> [Directive] Transcribe all of the records precisely as they are presented.

> [Available data]
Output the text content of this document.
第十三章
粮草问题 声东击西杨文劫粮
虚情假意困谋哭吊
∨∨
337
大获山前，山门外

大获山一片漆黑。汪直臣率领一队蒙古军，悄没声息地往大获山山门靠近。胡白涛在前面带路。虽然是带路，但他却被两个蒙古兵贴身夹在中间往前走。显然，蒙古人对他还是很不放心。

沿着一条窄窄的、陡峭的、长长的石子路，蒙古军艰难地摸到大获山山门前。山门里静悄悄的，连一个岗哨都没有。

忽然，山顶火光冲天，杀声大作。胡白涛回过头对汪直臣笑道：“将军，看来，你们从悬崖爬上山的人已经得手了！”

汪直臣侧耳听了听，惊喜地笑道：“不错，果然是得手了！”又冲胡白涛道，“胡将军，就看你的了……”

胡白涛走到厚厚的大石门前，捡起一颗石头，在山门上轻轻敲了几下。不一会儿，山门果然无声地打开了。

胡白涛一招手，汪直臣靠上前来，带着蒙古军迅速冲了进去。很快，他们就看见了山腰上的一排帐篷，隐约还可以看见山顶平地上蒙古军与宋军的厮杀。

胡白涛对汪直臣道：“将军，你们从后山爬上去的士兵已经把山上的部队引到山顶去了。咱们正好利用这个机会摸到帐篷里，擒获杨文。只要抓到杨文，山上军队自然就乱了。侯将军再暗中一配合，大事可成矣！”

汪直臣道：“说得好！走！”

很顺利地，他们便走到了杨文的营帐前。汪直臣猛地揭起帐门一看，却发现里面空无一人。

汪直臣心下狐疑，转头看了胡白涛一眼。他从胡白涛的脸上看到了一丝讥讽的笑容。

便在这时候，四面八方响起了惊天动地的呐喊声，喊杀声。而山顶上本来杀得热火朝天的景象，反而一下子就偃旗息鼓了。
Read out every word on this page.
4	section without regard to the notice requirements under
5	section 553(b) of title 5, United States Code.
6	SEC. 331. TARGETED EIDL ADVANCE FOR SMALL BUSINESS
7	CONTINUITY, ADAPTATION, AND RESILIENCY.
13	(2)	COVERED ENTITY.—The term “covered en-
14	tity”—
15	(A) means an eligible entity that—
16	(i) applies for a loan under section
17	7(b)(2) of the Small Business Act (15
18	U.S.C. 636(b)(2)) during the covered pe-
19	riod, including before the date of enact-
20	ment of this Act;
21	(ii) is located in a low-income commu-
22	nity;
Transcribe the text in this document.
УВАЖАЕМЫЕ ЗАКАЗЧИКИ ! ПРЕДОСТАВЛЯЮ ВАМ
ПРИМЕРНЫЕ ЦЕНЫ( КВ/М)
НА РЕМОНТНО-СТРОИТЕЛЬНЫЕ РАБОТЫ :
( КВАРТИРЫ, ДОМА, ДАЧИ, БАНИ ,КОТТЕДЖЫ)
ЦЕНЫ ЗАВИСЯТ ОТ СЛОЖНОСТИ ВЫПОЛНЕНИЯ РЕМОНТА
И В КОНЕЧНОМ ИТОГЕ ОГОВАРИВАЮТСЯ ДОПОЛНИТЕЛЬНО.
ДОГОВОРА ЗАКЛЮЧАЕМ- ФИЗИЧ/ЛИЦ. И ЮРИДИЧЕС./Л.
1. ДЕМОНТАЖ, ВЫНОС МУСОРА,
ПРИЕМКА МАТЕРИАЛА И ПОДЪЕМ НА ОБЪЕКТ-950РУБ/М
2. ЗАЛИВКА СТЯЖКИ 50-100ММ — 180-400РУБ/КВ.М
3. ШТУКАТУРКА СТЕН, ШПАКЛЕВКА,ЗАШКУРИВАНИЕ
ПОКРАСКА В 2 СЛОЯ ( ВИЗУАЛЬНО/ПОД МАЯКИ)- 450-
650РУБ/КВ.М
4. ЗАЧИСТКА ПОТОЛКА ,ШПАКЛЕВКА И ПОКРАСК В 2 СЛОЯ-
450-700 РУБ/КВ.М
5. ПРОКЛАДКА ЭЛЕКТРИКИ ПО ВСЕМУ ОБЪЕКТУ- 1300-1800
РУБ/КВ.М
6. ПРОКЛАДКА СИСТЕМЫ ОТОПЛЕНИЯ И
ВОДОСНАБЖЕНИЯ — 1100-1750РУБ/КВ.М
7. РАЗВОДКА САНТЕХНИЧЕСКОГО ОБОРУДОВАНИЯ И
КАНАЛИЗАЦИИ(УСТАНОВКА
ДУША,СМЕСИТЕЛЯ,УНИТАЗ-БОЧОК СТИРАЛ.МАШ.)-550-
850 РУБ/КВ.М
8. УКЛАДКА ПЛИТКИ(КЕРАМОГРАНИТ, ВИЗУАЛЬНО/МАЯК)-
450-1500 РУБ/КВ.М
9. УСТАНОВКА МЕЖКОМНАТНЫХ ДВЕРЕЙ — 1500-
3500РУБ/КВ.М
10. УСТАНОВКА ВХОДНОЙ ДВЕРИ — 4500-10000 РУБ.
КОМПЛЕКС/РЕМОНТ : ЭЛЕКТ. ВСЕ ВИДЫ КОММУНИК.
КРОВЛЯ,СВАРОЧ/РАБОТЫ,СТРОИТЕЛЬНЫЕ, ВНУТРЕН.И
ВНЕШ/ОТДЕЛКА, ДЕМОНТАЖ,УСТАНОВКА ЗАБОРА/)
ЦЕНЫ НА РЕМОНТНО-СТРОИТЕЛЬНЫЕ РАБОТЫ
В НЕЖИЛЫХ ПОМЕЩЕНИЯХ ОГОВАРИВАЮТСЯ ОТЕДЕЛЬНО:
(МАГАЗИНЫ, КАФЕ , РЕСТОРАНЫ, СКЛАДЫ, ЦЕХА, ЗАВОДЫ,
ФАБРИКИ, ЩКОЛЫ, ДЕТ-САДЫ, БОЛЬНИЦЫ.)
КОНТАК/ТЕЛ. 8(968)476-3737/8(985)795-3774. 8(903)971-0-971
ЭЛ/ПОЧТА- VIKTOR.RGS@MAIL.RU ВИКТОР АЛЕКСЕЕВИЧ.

> [Written solution]
Output the text content of this document.
第十三章
粮草问题 声东击西杨文劫粮
虚情假意困谋哭吊
∨∨
337
大获山前，山门外

大获山一片漆黑。汪直臣率领一队蒙古军，悄没声息地往大获山山门靠近。胡白涛在前面带路。虽然是带路，但他却被两个蒙古兵贴身夹在中间往前走。显然，蒙古人对他还是很不放心。

沿着一条窄窄的、陡峭的、长长的石子路，蒙古军艰难地摸到大获山山门前。山门里静悄悄的，连一个岗哨都没有。

忽然，山顶火光冲天，杀声大作。胡白涛回过头对汪直臣笑道：“将军，看来，你们从悬崖爬上山的人已经得手了！”

汪直臣侧耳听了听，惊喜地笑道：“不错，果然是得手了！”又冲胡白涛道，“胡将军，就看你的了……”

胡白涛走到厚厚的大石门前，捡起一颗石头，在山门上轻轻敲了几下。不一会儿，山门果然无声地打开了。

胡白涛一招手，汪直臣靠上前来，带着蒙古军迅速冲了进去。很快，他们就看见了山腰上的一排帐篷，隐约还可以看见山顶平地上蒙古军与宋军的厮杀。

胡白涛对汪直臣道：“将军，你们从后山爬上去的士兵已经把山上的部队引到山顶去了。咱们正好利用这个机会摸到帐篷里，擒获杨文。只要抓到杨文，山上军队自然就乱了。侯将军再暗中一配合，大事可成矣！”

汪直臣道：“说得好！走！”

很顺利地，他们便走到了杨文的营帐前。汪直臣猛地揭起帐门一看，却发现里面空无一人。

汪直臣心下狐疑，转头看了胡白涛一眼。他从胡白涛的脸上看到了一丝讥讽的笑容。

便在这时候，四面八方响起了惊天动地的呐喊声，喊杀声。而山顶上本来杀得热火朝天的景象，反而一下子就偃旗息鼓了。
Read out every word on this page.
4	section without regard to the notice requirements under
5	section 553(b) of title 5, United States Code.
6	SEC. 331. TARGETED EIDL ADVANCE FOR SMALL BUSINESS
7	CONTINUITY, ADAPTATION, AND RESILIENCY.
13	(2)	COVERED ENTITY.—The term “covered en-
14	tity”—
15	(A) means an eligible entity that—
16	(i) applies for a loan under section
17	7(b)(2) of the Small Business Act (15
18	U.S.C. 636(b)(2)) during the covered pe-
19	riod, including before the date of enact-
20	ment of this Act;
21	(ii) is located in a low-income commu-
22	nity;
Transcribe the text in this document.
УВАЖАЕМЫЕ ЗАКАЗЧИКИ ! ПРЕДОСТАВЛЯЮ ВАМ
ПРИМЕРНЫЕ ЦЕНЫ( КВ/М)
НА РЕМОНТНО-СТРОИТЕЛЬНЫЕ РАБОТЫ :
( КВАРТИРЫ, ДОМА, ДАЧИ, БАНИ ,КОТТЕДЖЫ)
ЦЕНЫ ЗАВИСЯТ ОТ СЛОЖНОСТИ ВЫПОЛНЕНИЯ РЕМОНТА
И В КОНЕЧНОМ ИТОГЕ ОГОВАРИВАЮТСЯ ДОПОЛНИТЕЛЬНО.
ДОГОВОРА ЗАКЛЮЧАЕМ- ФИЗИЧ/ЛИЦ. И ЮРИДИЧЕС./Л.
1. ДЕМОНТАЖ, ВЫНОС МУСОРА,
ПРИЕМКА МАТЕРИАЛА И ПОДЪЕМ НА ОБЪЕКТ-950РУБ/М
2. ЗАЛИВКА СТЯЖКИ 50-100ММ — 180-400РУБ/КВ.М
3. ШТУКАТУРКА СТЕН, ШПАКЛЕВКА,ЗАШКУРИВАНИЕ
ПОКРАСКА В 2 СЛОЯ ( ВИЗУАЛЬНО/ПОД МАЯКИ)- 450-
650РУБ/КВ.М
4. ЗАЧИСТКА ПОТОЛКА ,ШПАКЛЕВКА И ПОКРАСК В 2 СЛОЯ-
450-700 РУБ/КВ.М
5. ПРОКЛАДКА ЭЛЕКТРИКИ ПО ВСЕМУ ОБЪЕКТУ- 1300-1800
РУБ/КВ.М
6. ПРОКЛАДКА СИСТЕМЫ ОТОПЛЕНИЯ И
ВОДОСНАБЖЕНИЯ — 1100-1750РУБ/КВ.М
7. РАЗВОДКА САНТЕХНИЧЕСКОГО ОБОРУДОВАНИЯ И
КАНАЛИЗАЦИИ(УСТАНОВКА
ДУША,СМЕСИТЕЛЯ,УНИТАЗ-БОЧОК СТИРАЛ.МАШ.)-550-
850 РУБ/КВ.М
8. УКЛАДКА ПЛИТКИ(КЕРАМОГРАНИТ, ВИЗУАЛЬНО/МАЯК)-
450-1500 РУБ/КВ.М
9. УСТАНОВКА МЕЖКОМНАТНЫХ ДВЕРЕЙ — 1500-
3500РУБ/КВ.М
10. УСТАНОВКА ВХОДНОЙ ДВЕРИ — 4500-10000 РУБ.
КОМПЛЕКС/РЕМОНТ : ЭЛЕКТ. ВСЕ ВИДЫ КОММУНИК.
КРОВЛЯ,СВАРОЧ/РАБОТЫ,СТРОИТЕЛЬНЫЕ, ВНУТРЕН.И
ВНЕШ/ОТДЕЛКА, ДЕМОНТАЖ,УСТАНОВКА ЗАБОРА/)
ЦЕНЫ НА РЕМОНТНО-СТРОИТЕЛЬНЫЕ РАБОТЫ
В НЕЖИЛЫХ ПОМЕЩЕНИЯХ ОГОВАРИВАЮТСЯ ОТЕДЕЛЬНО:
(МАГАЗИНЫ, КАФЕ , РЕСТОРАНЫ, СКЛАДЫ, ЦЕХА, ЗАВОДЫ,
ФАБРИКИ, ЩКОЛЫ, ДЕТ-САДЫ, БОЛЬНИЦЫ.)
КОНТАК/ТЕЛ. 8(968)476-3737/8(985)795-3774. 8(903)971-0-971
ЭЛ/ПОЧТА- VIKTOR.RGS@MAIL.RU ВИКТОР АЛЕКСЕЕВИЧ.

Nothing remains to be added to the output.